++++ Document source
Tout va bien est un film dramatique italo-français écrit et réalisé par Jean-Luc Godard et Jean-Pierre Gorin, sorti en 1972, racontant une grève dans une usine, avec piquet de grève et séquestration du patron, dans la France de l'après Mai 68.
Contexte
[modifier | modifier le code]Le film s'inscrit dans deux contextes spécifiques : d'une part, concernant la société française, la fin d'une période en France avec l'après-mai 68 et la démission du fondateur de la Cinquième République, les soubresauts des années 1970, et d'autre part, pour les films de Jean-Luc Godard, la fin du collectif militant et maoïste Dziga Vertov. Ce film marque le retour à une fiction plus traditionnelle, avec deux vedettes dans les premiers rôles, Yves Montand et Jane Fonda, même si le synopsis est marqué par une longue séquence de grève dans une usine avec séquestration de dirigeant[1],[2],[3].
++++++++
> Tâche donnée: Selon le document source consacré au film Tout va bien, quelles vedettes tiennent les premiers rôles ?
++++ Données enregistrées
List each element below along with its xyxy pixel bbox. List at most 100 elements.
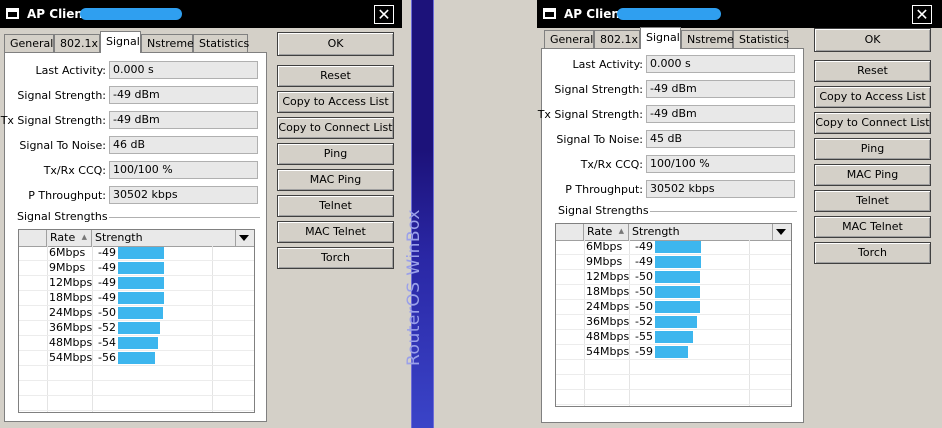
tab-8021x[interactable]: 802.1x — [594, 30, 640, 48]
ping-button[interactable]: Ping — [814, 138, 931, 160]
mac-ping-button[interactable]: MAC Ping — [814, 164, 931, 186]
table-row[interactable]: 54Mbps -56 — [19, 351, 254, 366]
ping-button[interactable]: Ping — [277, 143, 394, 165]
signal-to-noise-label: Signal To Noise: — [556, 133, 643, 146]
signal-strength-bar — [118, 247, 164, 259]
reset-button[interactable]: Reset — [814, 60, 931, 82]
empty-row — [19, 381, 254, 396]
tab-8021x[interactable]: 802.1x — [54, 34, 100, 52]
sort-arrow-icon: ▲ — [81, 233, 87, 241]
table-row[interactable]: 18Mbps -50 — [556, 285, 791, 300]
column-header-strength[interactable]: Strength — [92, 230, 236, 246]
table-row[interactable]: 36Mbps -52 — [19, 321, 254, 336]
table-row[interactable]: 9Mbps -49 — [19, 261, 254, 276]
tab-general[interactable]: General — [4, 34, 54, 52]
strength-cell: -49 — [635, 255, 653, 268]
table-row[interactable]: 12Mbps -49 — [19, 276, 254, 291]
signal-strengths-table[interactable]: Rate ▲ Strength 6Mbps -49 9Mbps -49 12Mbps -5… — [555, 223, 792, 407]
telnet-button[interactable]: Telnet — [277, 195, 394, 217]
strength-cell: -55 — [635, 330, 653, 343]
table-row[interactable]: 24Mbps -50 — [19, 306, 254, 321]
table-row[interactable]: 6Mbps -49 — [19, 246, 254, 261]
group-divider — [650, 211, 797, 212]
window-icon — [6, 8, 19, 19]
title-bar[interactable]: AP Client ✕ — [0, 0, 402, 28]
signal-strength-bar — [118, 262, 164, 274]
table-row[interactable]: 54Mbps -59 — [556, 345, 791, 360]
signal-strength-bar — [655, 331, 693, 343]
rate-cell: 9Mbps — [49, 261, 86, 274]
signal-strength-bar — [118, 277, 164, 289]
tab-statistics[interactable]: Statistics — [733, 30, 789, 48]
column-header-rate[interactable]: Rate ▲ — [584, 224, 629, 240]
tab-nstreme[interactable]: Nstreme — [681, 30, 734, 48]
copy-to-access-list-button[interactable]: Copy to Access List — [814, 86, 931, 108]
torch-button[interactable]: Torch — [277, 247, 394, 269]
empty-row — [19, 366, 254, 381]
header-blank — [556, 224, 584, 240]
tab-signal[interactable]: Signal — [100, 31, 141, 53]
tab-statistics[interactable]: Statistics — [193, 34, 249, 52]
signal-strengths-table[interactable]: Rate ▲ Strength 6Mbps -49 9Mbps -49 12Mbps -4… — [18, 229, 255, 413]
column-header-strength[interactable]: Strength — [629, 224, 773, 240]
strength-cell: -50 — [635, 270, 653, 283]
ccq-label: Tx/Rx CCQ: — [43, 164, 106, 177]
signal-to-noise-value: 45 dB — [646, 130, 795, 148]
copy-to-access-list-button[interactable]: Copy to Access List — [277, 91, 394, 113]
dropdown-arrow-icon — [776, 229, 786, 235]
mac-ping-button[interactable]: MAC Ping — [277, 169, 394, 191]
redacted-name — [617, 8, 721, 20]
table-row[interactable]: 48Mbps -54 — [19, 336, 254, 351]
strength-cell: -59 — [635, 345, 653, 358]
throughput-value: 30502 kbps — [646, 180, 795, 198]
ok-button[interactable]: OK — [277, 32, 394, 56]
redacted-name — [80, 8, 182, 20]
signal-strength-label: Signal Strength: — [554, 83, 643, 96]
close-icon[interactable]: ✕ — [374, 5, 394, 24]
table-row[interactable]: 9Mbps -49 — [556, 255, 791, 270]
window-icon — [543, 8, 556, 19]
copy-to-connect-list-button[interactable]: Copy to Connect List — [277, 117, 394, 139]
rate-cell: 12Mbps — [49, 276, 93, 289]
table-row[interactable]: 12Mbps -50 — [556, 270, 791, 285]
table-row[interactable]: 48Mbps -55 — [556, 330, 791, 345]
rate-cell: 54Mbps — [49, 351, 93, 364]
signal-strength-bar — [655, 286, 700, 298]
signal-strength-bar — [118, 337, 158, 349]
torch-button[interactable]: Torch — [814, 242, 931, 264]
column-header-rate[interactable]: Rate ▲ — [47, 230, 92, 246]
ap-client-window-left: AP Client ✕ General 802.1x Signal Nstrem… — [0, 0, 402, 428]
table-row[interactable]: 36Mbps -52 — [556, 315, 791, 330]
column-chooser[interactable] — [236, 230, 254, 246]
copy-to-connect-list-button[interactable]: Copy to Connect List — [814, 112, 931, 134]
strength-cell: -49 — [635, 240, 653, 253]
strength-cell: -50 — [635, 300, 653, 313]
rate-cell: 6Mbps — [49, 246, 86, 259]
tab-general[interactable]: General — [544, 30, 594, 48]
mac-telnet-button[interactable]: MAC Telnet — [277, 221, 394, 243]
empty-row — [556, 360, 791, 375]
tab-signal[interactable]: Signal — [640, 27, 681, 49]
tx-signal-strength-value: -49 dBm — [109, 111, 258, 129]
empty-row — [556, 390, 791, 405]
column-chooser[interactable] — [773, 224, 791, 240]
table-row[interactable]: 24Mbps -50 — [556, 300, 791, 315]
rate-cell: 36Mbps — [49, 321, 93, 334]
dropdown-arrow-icon — [239, 235, 249, 241]
mac-telnet-button[interactable]: MAC Telnet — [814, 216, 931, 238]
telnet-button[interactable]: Telnet — [814, 190, 931, 212]
signal-to-noise-value: 46 dB — [109, 136, 258, 154]
table-row[interactable]: 6Mbps -49 — [556, 240, 791, 255]
signal-strength-label: Signal Strength: — [17, 89, 106, 102]
reset-button[interactable]: Reset — [277, 65, 394, 87]
table-row[interactable]: 18Mbps -49 — [19, 291, 254, 306]
rate-cell: 24Mbps — [586, 300, 630, 313]
ok-button[interactable]: OK — [814, 28, 931, 52]
strength-cell: -52 — [98, 321, 116, 334]
group-divider — [109, 217, 260, 218]
tab-nstreme[interactable]: Nstreme — [141, 34, 194, 52]
close-icon[interactable]: ✕ — [912, 5, 932, 24]
signal-strength-bar — [118, 292, 164, 304]
rate-cell: 54Mbps — [586, 345, 630, 358]
title-bar[interactable]: AP Client ✕ — [537, 0, 942, 28]
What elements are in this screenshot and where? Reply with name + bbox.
++++++++
> Réponse à l'exercice: Yves Montand et Jane Fonda.